Data listing
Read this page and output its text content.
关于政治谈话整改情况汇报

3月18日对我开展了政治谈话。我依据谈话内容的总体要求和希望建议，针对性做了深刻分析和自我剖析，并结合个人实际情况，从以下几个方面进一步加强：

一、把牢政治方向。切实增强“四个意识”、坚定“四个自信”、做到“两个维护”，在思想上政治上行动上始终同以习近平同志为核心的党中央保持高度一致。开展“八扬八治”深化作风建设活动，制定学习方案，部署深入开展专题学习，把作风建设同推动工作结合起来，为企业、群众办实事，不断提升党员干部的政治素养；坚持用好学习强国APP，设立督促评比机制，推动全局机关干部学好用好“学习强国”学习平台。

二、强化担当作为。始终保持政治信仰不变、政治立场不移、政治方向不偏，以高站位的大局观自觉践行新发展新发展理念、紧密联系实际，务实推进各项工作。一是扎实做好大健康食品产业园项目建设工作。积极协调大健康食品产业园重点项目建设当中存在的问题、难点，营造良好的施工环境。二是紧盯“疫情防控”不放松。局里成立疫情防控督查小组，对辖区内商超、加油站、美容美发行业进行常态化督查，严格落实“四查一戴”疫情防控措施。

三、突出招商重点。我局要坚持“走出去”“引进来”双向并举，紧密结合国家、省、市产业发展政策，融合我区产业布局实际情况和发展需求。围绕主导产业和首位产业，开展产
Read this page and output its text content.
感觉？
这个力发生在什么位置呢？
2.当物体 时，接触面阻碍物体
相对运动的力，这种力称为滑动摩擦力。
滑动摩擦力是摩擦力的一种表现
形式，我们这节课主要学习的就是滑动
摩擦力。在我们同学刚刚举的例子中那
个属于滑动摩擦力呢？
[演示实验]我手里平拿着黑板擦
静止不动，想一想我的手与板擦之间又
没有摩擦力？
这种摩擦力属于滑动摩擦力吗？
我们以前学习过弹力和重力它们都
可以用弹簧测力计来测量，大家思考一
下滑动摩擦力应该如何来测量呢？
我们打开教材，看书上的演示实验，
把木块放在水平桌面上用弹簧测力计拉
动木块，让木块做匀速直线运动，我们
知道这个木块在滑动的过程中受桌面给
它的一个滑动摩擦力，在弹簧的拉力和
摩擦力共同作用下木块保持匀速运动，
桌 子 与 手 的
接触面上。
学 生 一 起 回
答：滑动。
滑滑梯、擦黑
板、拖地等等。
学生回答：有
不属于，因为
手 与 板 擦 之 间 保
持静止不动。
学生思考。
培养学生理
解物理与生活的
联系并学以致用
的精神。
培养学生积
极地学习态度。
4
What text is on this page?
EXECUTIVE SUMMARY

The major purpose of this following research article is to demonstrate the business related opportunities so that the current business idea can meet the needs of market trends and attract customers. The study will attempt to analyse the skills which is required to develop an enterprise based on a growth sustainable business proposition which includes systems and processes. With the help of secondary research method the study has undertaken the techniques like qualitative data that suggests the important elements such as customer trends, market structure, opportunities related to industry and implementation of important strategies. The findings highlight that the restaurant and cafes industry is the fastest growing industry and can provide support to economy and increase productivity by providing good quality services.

Stated problem
Extract all of the data above and output it character for character.

Exercise solution
Read this page and output its text content.
关于政治谈话整改情况汇报

3月18日对我开展了政治谈话。我依据谈话内容的总体要求和希望建议，针对性做了深刻分析和自我剖析，并结合个人实际情况，从以下几个方面进一步加强：

一、把牢政治方向。切实增强“四个意识”、坚定“四个自信”、做到“两个维护”，在思想上政治上行动上始终同以习近平同志为核心的党中央保持高度一致。开展“八扬八治”深化作风建设活动，制定学习方案，部署深入开展专题学习，把作风建设同推动工作结合起来，为企业、群众办实事，不断提升党员干部的政治素养；坚持用好学习强国APP，设立督促评比机制，推动全局机关干部学好用好“学习强国”学习平台。

二、强化担当作为。始终保持政治信仰不变、政治立场不移、政治方向不偏，以高站位的大局观自觉践行新发展新发展理念、紧密联系实际，务实推进各项工作。一是扎实做好大健康食品产业园项目建设工作。积极协调大健康食品产业园重点项目建设当中存在的问题、难点，营造良好的施工环境。二是紧盯“疫情防控”不放松。局里成立疫情防控督查小组，对辖区内商超、加油站、美容美发行业进行常态化督查，严格落实“四查一戴”疫情防控措施。

三、突出招商重点。我局要坚持“走出去”“引进来”双向并举，紧密结合国家、省、市产业发展政策，融合我区产业布局实际情况和发展需求。围绕主导产业和首位产业，开展产
Read this page and output its text content.
感觉？
这个力发生在什么位置呢？
2.当物体 时，接触面阻碍物体
相对运动的力，这种力称为滑动摩擦力。
滑动摩擦力是摩擦力的一种表现
形式，我们这节课主要学习的就是滑动
摩擦力。在我们同学刚刚举的例子中那
个属于滑动摩擦力呢？
[演示实验]我手里平拿着黑板擦
静止不动，想一想我的手与板擦之间又
没有摩擦力？
这种摩擦力属于滑动摩擦力吗？
我们以前学习过弹力和重力它们都
可以用弹簧测力计来测量，大家思考一
下滑动摩擦力应该如何来测量呢？
我们打开教材，看书上的演示实验，
把木块放在水平桌面上用弹簧测力计拉
动木块，让木块做匀速直线运动，我们
知道这个木块在滑动的过程中受桌面给
它的一个滑动摩擦力，在弹簧的拉力和
摩擦力共同作用下木块保持匀速运动，
桌 子 与 手 的
接触面上。
学 生 一 起 回
答：滑动。
滑滑梯、擦黑
板、拖地等等。
学生回答：有
不属于，因为
手 与 板 擦 之 间 保
持静止不动。
学生思考。
培养学生理
解物理与生活的
联系并学以致用
的精神。
培养学生积
极地学习态度。
4
What text is on this page?
EXECUTIVE SUMMARY

The major purpose of this following research article is to demonstrate the business related opportunities so that the current business idea can meet the needs of market trends and attract customers. The study will attempt to analyse the skills which is required to develop an enterprise based on a growth sustainable business proposition which includes systems and processes. With the help of secondary research method the study has undertaken the techniques like qualitative data that suggests the important elements such as customer trends, market structure, opportunities related to industry and implementation of important strategies. The findings highlight that the restaurant and cafes industry is the fastest growing industry and can provide support to economy and increase productivity by providing good quality services.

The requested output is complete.